EXERCICE PROPOSÉ 1:
Comptez les lignes des entrées où figure le mot « Abatements » et donnez seulement ce nombre.

EXTRAIT:
◇ ◇ ◇ ◇

![Le projet Iter est basé sur la fusion nucléaire qui consiste à faire fusionner deux noyaux d'hydrogène extrêmement légers pour créer un élément plus lourd.](https://static.latribune.fr/full_width/2258234/iter-fusion-nucleaire.jpg)
[Article publié mercredi 3 juillet 2024 à 12h45, mis à jour à 14h19] Le constat est sans appel : huit ans. C'est le retard pris par le projet de réacteur expérimental international de fusion nucléaire Iter. Son directeur général, Pietro Barabaschi, a en effet annoncé ce mercredi que la date de première production de plasma, indispensable à la fusion et initialement prévue pour 2025, était reportée à au moins 2033. Et il prévoit désormais une échéance de 2036 pour la production « d'énergie magnétique complète », prévue pour 2033 dans le calendrier initial (qui datait de 2016).

◇ ◇ ◇ ◇

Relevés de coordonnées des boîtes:
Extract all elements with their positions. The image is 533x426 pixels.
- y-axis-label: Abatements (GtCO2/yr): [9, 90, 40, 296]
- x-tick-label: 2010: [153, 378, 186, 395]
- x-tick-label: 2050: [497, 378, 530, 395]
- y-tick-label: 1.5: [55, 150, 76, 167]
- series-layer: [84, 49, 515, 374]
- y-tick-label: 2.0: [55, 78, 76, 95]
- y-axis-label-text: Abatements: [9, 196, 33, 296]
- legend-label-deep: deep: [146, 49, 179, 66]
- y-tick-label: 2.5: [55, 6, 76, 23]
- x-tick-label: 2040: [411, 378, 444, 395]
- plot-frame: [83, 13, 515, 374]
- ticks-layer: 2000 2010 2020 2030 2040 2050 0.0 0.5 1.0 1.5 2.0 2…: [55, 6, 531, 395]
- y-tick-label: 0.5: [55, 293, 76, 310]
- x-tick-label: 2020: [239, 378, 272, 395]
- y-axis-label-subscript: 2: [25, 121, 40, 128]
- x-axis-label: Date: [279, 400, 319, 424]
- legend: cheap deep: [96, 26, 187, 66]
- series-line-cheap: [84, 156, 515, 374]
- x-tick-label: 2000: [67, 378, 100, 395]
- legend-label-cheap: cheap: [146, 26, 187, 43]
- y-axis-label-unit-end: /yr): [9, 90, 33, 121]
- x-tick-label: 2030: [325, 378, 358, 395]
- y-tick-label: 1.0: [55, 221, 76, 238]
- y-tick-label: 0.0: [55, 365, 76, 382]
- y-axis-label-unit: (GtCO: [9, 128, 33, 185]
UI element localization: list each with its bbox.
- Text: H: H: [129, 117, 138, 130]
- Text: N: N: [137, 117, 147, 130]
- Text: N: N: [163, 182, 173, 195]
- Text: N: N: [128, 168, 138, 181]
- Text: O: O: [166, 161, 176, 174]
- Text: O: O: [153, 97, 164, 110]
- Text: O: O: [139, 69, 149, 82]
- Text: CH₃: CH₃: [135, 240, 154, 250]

◇ ◇ ◇ ◇

EXERCICE PROPOSÉ 2:
Poursuivez, s'il vous plaît, l'article sur le retard du projet Iter en reprenant juste après sa dernière phrase.

RÉPONSE ATTENDUE 1:
2

RÉPONSE ATTENDUE 2:
Cinq milliards d'euros de surcoûts
Ce nouveau décalage n'est pas sans conséquences financières. Les retards et réparations de pièces défectueuses vont entraîner des surcoûts, évalués pour l'instant à « cinq milliards » d'euros, a-t-il indiqué lors d'une conférence de presse, pour présenter le nouveau calendrier de ce projet, basé dans le sud-est de la France.
Pour rappel, le coût total déjà engagé sur Iter est estimé entre 20 et 40 milliards d'euros. Une fourchette très large car le montant exact est difficile à chiffrer puisque beaucoup de contributions des parties impliquées dans ce projet sont en nature, d'après la direction.
Lors d'un conseil d'administration fin juin, les pays membres partenaires - Chine, Corée du Sud, Etats-Unis, Inde, Japon, Union européenne et Russie - ont accepté la poursuite du projet, selon ce nouveau calendrier, a précisé le directeur. Le conseil doit encore se prononcer sur la demande de financements supplémentaires, à hauteur de « cinq milliards d'euros », a-t-il néanmoins précisé. Cette décision pourrait intervenir lors d'un prochain conseil prévu en novembre.
Et de conclure : « Il y a un retard, mais nous pensons que nous faisons ce qui est bon pour atteindre l'objectif avec plus d'attention aux risques et en minimisant le retard total pour le projet ».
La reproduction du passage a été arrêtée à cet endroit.